Stored records
---------------
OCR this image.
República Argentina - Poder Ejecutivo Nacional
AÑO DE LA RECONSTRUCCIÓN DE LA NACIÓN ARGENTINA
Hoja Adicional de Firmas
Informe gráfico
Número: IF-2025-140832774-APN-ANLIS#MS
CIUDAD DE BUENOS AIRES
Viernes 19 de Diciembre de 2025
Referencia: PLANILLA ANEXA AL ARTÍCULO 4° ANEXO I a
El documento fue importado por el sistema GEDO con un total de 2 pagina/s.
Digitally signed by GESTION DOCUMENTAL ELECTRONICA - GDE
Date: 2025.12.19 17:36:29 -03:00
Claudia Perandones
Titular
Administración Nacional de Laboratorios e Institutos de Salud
---------------
Please repeat all the records above exactly as they appear.

OCR this image.
República Argentina - Poder Ejecutivo Nacional
AÑO DE LA RECONSTRUCCIÓN DE LA NACIÓN ARGENTINA
Hoja Adicional de Firmas
Informe gráfico
Número: IF-2025-140832774-APN-ANLIS#MS
CIUDAD DE BUENOS AIRES
Viernes 19 de Diciembre de 2025
Referencia: PLANILLA ANEXA AL ARTÍCULO 4° ANEXO I a
El documento fue importado por el sistema GEDO con un total de 2 pagina/s.
Digitally signed by GESTION DOCUMENTAL ELECTRONICA - GDE
Date: 2025.12.19 17:36:29 -03:00
Claudia Perandones
Titular
Administración Nacional de Laboratorios e Institutos de Salud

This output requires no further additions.